▸ Exercise instructions: Reproduce the material word for word; the images stay out.

▸ Data rows:
########

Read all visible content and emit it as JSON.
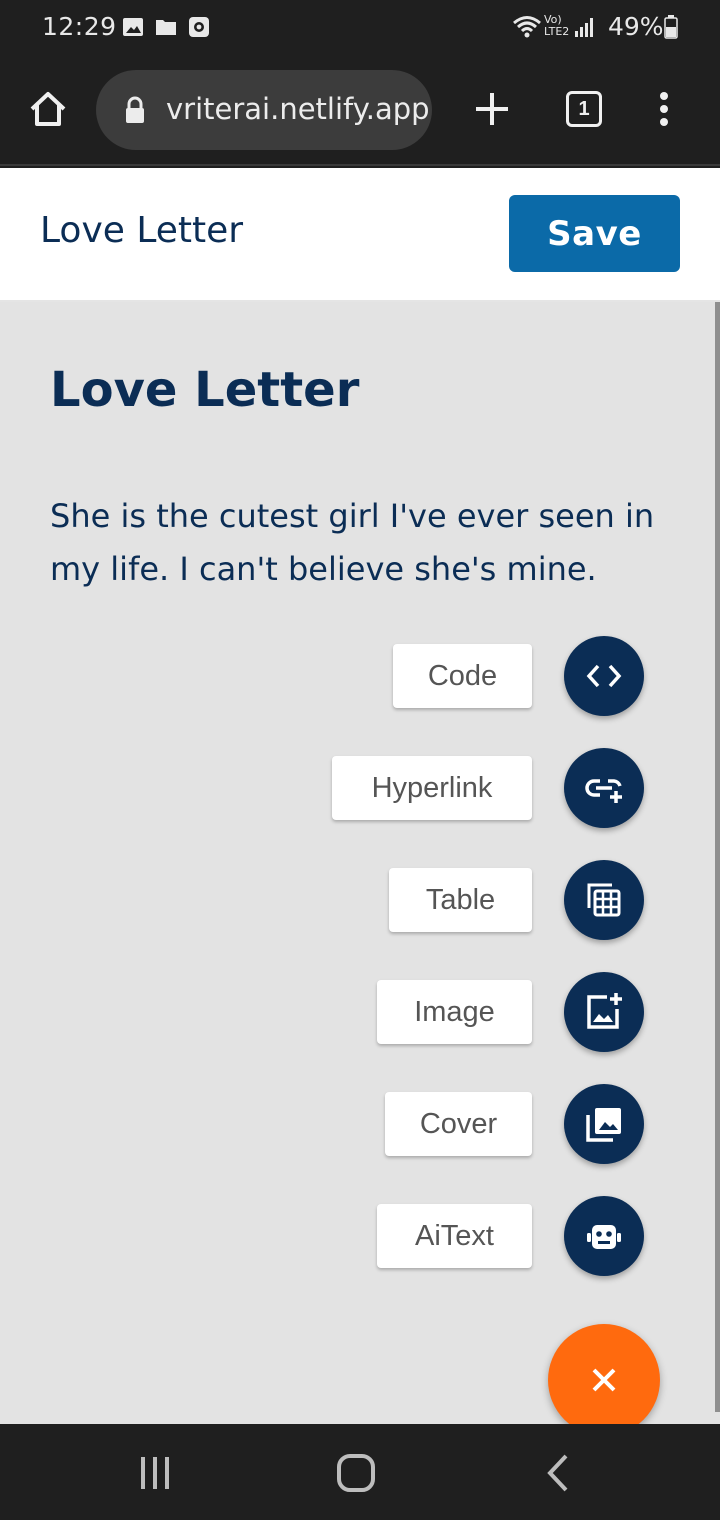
{
  "status_bar": {
    "time": "12:29",
    "battery": "49%",
    "network_label": "Vo) LTE2"
  },
  "browser": {
    "url": "vriterai.netlify.app",
    "tab_count": "1"
  },
  "header": {
    "title": "Love Letter",
    "save_label": "Save"
  },
  "document": {
    "title": "Love Letter",
    "body": "She is the cutest girl I've ever seen in my life. I can't believe she's mine."
  },
  "speed_dial": {
    "actions": [
      {
        "label": "Code",
        "icon": "code-icon"
      },
      {
        "label": "Hyperlink",
        "icon": "add-link-icon"
      },
      {
        "label": "Table",
        "icon": "table-icon"
      },
      {
        "label": "Image",
        "icon": "add-image-icon"
      },
      {
        "label": "Cover",
        "icon": "photo-library-icon"
      },
      {
        "label": "AiText",
        "icon": "robot-icon"
      }
    ],
    "close_icon": "close-icon"
  },
  "colors": {
    "primary": "#0b2d55",
    "save_button": "#0b6aa8",
    "fab": "#ff6a0e",
    "content_bg": "#e3e3e3"
  }
}
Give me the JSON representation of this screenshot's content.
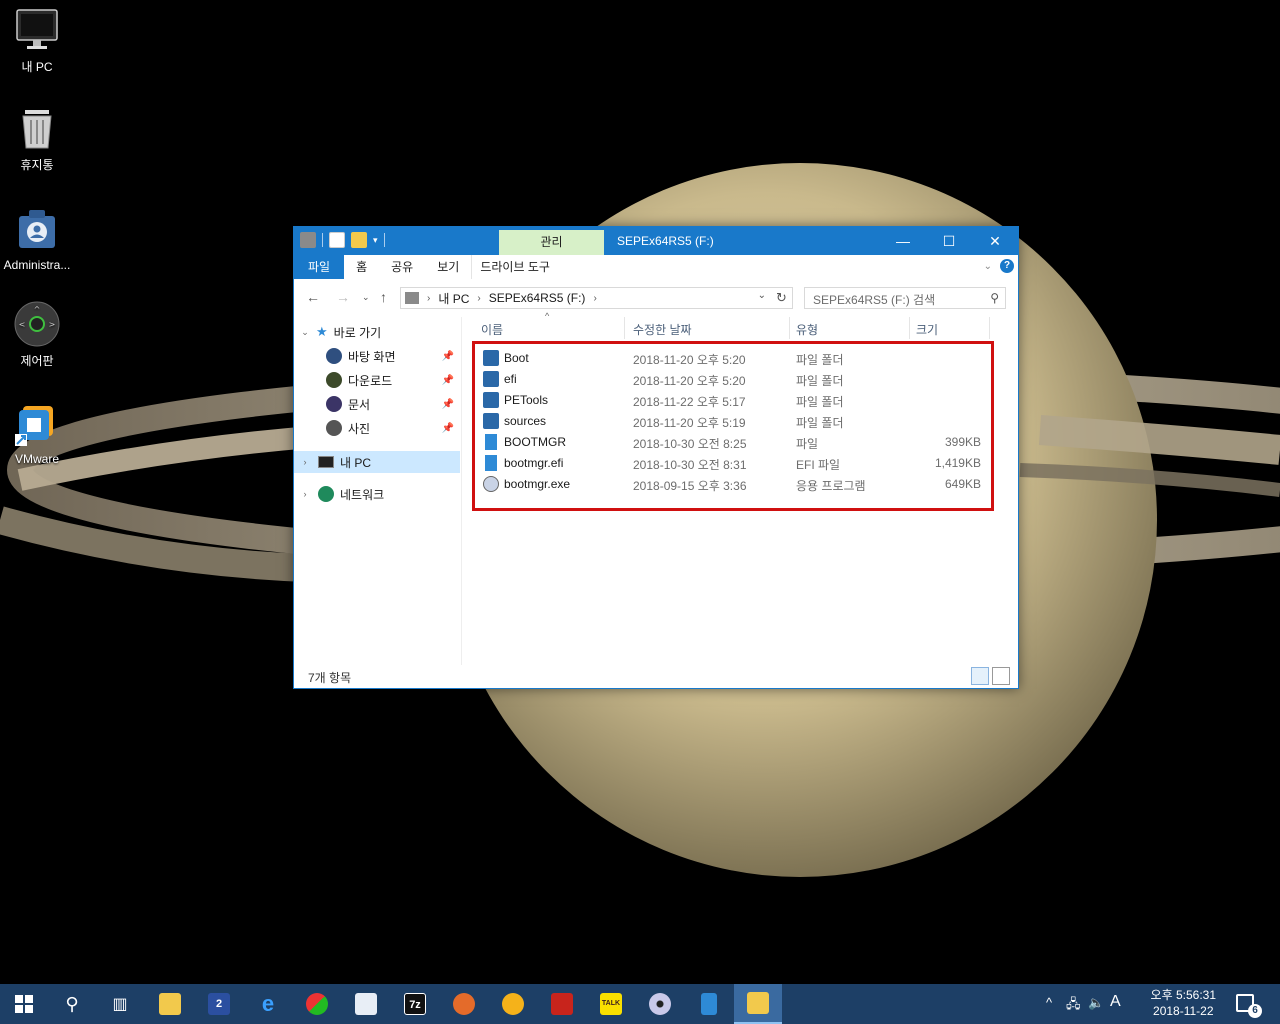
{
  "desktop": {
    "icons": [
      {
        "label": "내 PC",
        "icon": "monitor-icon"
      },
      {
        "label": "휴지통",
        "icon": "recycle-bin-icon"
      },
      {
        "label": "Administra...",
        "icon": "user-folder-icon"
      },
      {
        "label": "제어판",
        "icon": "control-panel-icon"
      },
      {
        "label": "VMware",
        "icon": "vmware-icon"
      }
    ]
  },
  "window": {
    "title": "SEPEx64RS5 (F:)",
    "context_tab": "관리",
    "controls": {
      "minimize": "—",
      "maximize": "☐",
      "close": "✕"
    },
    "ribbon_tabs": [
      "파일",
      "홈",
      "공유",
      "보기",
      "드라이브 도구"
    ],
    "address": {
      "crumbs": [
        "내 PC",
        "SEPEx64RS5 (F:)"
      ]
    },
    "search_placeholder": "SEPEx64RS5 (F:) 검색",
    "nav": {
      "quick_access": "바로 가기",
      "pinned": [
        {
          "label": "바탕 화면",
          "icon": "desktop-icon"
        },
        {
          "label": "다운로드",
          "icon": "download-icon"
        },
        {
          "label": "문서",
          "icon": "documents-icon"
        },
        {
          "label": "사진",
          "icon": "pictures-icon"
        }
      ],
      "this_pc": "내 PC",
      "network": "네트워크"
    },
    "columns": {
      "name": "이름",
      "date": "수정한 날짜",
      "type": "유형",
      "size": "크기"
    },
    "files": [
      {
        "name": "Boot",
        "date": "2018-11-20 오후 5:20",
        "type": "파일 폴더",
        "size": "",
        "icon": "folder-icon"
      },
      {
        "name": "efi",
        "date": "2018-11-20 오후 5:20",
        "type": "파일 폴더",
        "size": "",
        "icon": "folder-icon"
      },
      {
        "name": "PETools",
        "date": "2018-11-22 오후 5:17",
        "type": "파일 폴더",
        "size": "",
        "icon": "folder-icon"
      },
      {
        "name": "sources",
        "date": "2018-11-20 오후 5:19",
        "type": "파일 폴더",
        "size": "",
        "icon": "folder-icon"
      },
      {
        "name": "BOOTMGR",
        "date": "2018-10-30 오전 8:25",
        "type": "파일",
        "size": "399KB",
        "icon": "file-icon"
      },
      {
        "name": "bootmgr.efi",
        "date": "2018-10-30 오전 8:31",
        "type": "EFI 파일",
        "size": "1,419KB",
        "icon": "file-icon"
      },
      {
        "name": "bootmgr.exe",
        "date": "2018-09-15 오후 3:36",
        "type": "응용 프로그램",
        "size": "649KB",
        "icon": "exe-icon"
      }
    ],
    "status": "7개 항목"
  },
  "taskbar": {
    "apps": [
      "start-icon",
      "search-icon",
      "task-view-icon",
      "file-explorer-icon",
      "total-commander-icon",
      "internet-explorer-icon",
      "app-icon",
      "notepad-icon",
      "7zip-icon",
      "eye-icon",
      "triangle-icon",
      "app-red-icon",
      "kakaotalk-icon",
      "disc-icon",
      "document-icon",
      "file-explorer-active-icon"
    ],
    "glyph_7z": "7z",
    "glyph_2": "2",
    "glyph_talk": "TALK",
    "ime": "A",
    "time": "오후 5:56:31",
    "date": "2018-11-22",
    "notifications": "6"
  }
}
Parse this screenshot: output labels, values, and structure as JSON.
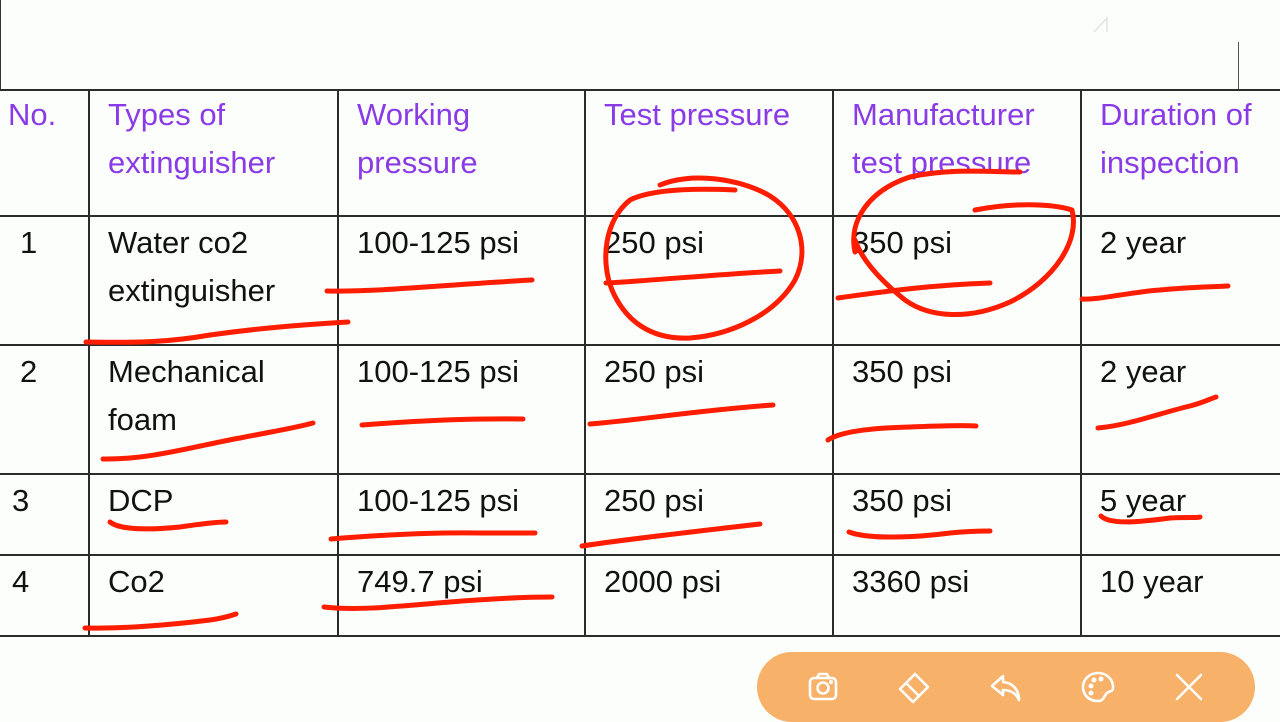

########

▸ Task response:
Read all visible content and emit it as JSON.
{
  "status_bar": {
    "time": "12:29",
    "battery": "49%",
    "network_label": "Vo) LTE2"
  },
  "browser": {
    "url": "vriterai.netlify.app",
    "tab_count": "1"
  },
  "header": {
    "title": "Love Letter",
    "save_label": "Save"
  },
  "document": {
    "title": "Love Letter",
    "body": "She is the cutest girl I've ever seen in my life. I can't believe she's mine."
  },
  "speed_dial": {
    "actions": [
      {
        "label": "Code",
        "icon": "code-icon"
      },
      {
        "label": "Hyperlink",
        "icon": "add-link-icon"
      },
      {
        "label": "Table",
        "icon": "table-icon"
      },
      {
        "label": "Image",
        "icon": "add-image-icon"
      },
      {
        "label": "Cover",
        "icon": "photo-library-icon"
      },
      {
        "label": "AiText",
        "icon": "robot-icon"
      }
    ],
    "close_icon": "close-icon"
  },
  "colors": {
    "primary": "#0b2d55",
    "save_button": "#0b6aa8",
    "fab": "#ff6a0e",
    "content_bg": "#e3e3e3"
  }
}
Give me the JSON representation of this screenshot's content.
{
  "desktop": {
    "icons": [
      {
        "label": "내 PC",
        "icon": "monitor-icon"
      },
      {
        "label": "휴지통",
        "icon": "recycle-bin-icon"
      },
      {
        "label": "Administra...",
        "icon": "user-folder-icon"
      },
      {
        "label": "제어판",
        "icon": "control-panel-icon"
      },
      {
        "label": "VMware",
        "icon": "vmware-icon"
      }
    ]
  },
  "window": {
    "title": "SEPEx64RS5 (F:)",
    "context_tab": "관리",
    "controls": {
      "minimize": "—",
      "maximize": "☐",
      "close": "✕"
    },
    "ribbon_tabs": [
      "파일",
      "홈",
      "공유",
      "보기",
      "드라이브 도구"
    ],
    "address": {
      "crumbs": [
        "내 PC",
        "SEPEx64RS5 (F:)"
      ]
    },
    "search_placeholder": "SEPEx64RS5 (F:) 검색",
    "nav": {
      "quick_access": "바로 가기",
      "pinned": [
        {
          "label": "바탕 화면",
          "icon": "desktop-icon"
        },
        {
          "label": "다운로드",
          "icon": "download-icon"
        },
        {
          "label": "문서",
          "icon": "documents-icon"
        },
        {
          "label": "사진",
          "icon": "pictures-icon"
        }
      ],
      "this_pc": "내 PC",
      "network": "네트워크"
    },
    "columns": {
      "name": "이름",
      "date": "수정한 날짜",
      "type": "유형",
      "size": "크기"
    },
    "files": [
      {
        "name": "Boot",
        "date": "2018-11-20 오후 5:20",
        "type": "파일 폴더",
        "size": "",
        "icon": "folder-icon"
      },
      {
        "name": "efi",
        "date": "2018-11-20 오후 5:20",
        "type": "파일 폴더",
        "size": "",
        "icon": "folder-icon"
      },
      {
        "name": "PETools",
        "date": "2018-11-22 오후 5:17",
        "type": "파일 폴더",
        "size": "",
        "icon": "folder-icon"
      },
      {
        "name": "sources",
        "date": "2018-11-20 오후 5:19",
        "type": "파일 폴더",
        "size": "",
        "icon": "folder-icon"
      },
      {
        "name": "BOOTMGR",
        "date": "2018-10-30 오전 8:25",
        "type": "파일",
        "size": "399KB",
        "icon": "file-icon"
      },
      {
        "name": "bootmgr.efi",
        "date": "2018-10-30 오전 8:31",
        "type": "EFI 파일",
        "size": "1,419KB",
        "icon": "file-icon"
      },
      {
        "name": "bootmgr.exe",
        "date": "2018-09-15 오후 3:36",
        "type": "응용 프로그램",
        "size": "649KB",
        "icon": "exe-icon"
      }
    ],
    "status": "7개 항목"
  },
  "taskbar": {
    "apps": [
      "start-icon",
      "search-icon",
      "task-view-icon",
      "file-explorer-icon",
      "total-commander-icon",
      "internet-explorer-icon",
      "app-icon",
      "notepad-icon",
      "7zip-icon",
      "eye-icon",
      "triangle-icon",
      "app-red-icon",
      "kakaotalk-icon",
      "disc-icon",
      "document-icon",
      "file-explorer-active-icon"
    ],
    "glyph_7z": "7z",
    "glyph_2": "2",
    "glyph_talk": "TALK",
    "ime": "A",
    "time": "오후 5:56:31",
    "date": "2018-11-22",
    "notifications": "6"
  }
}
Parse this screenshot: output labels, values, and structure as JSON.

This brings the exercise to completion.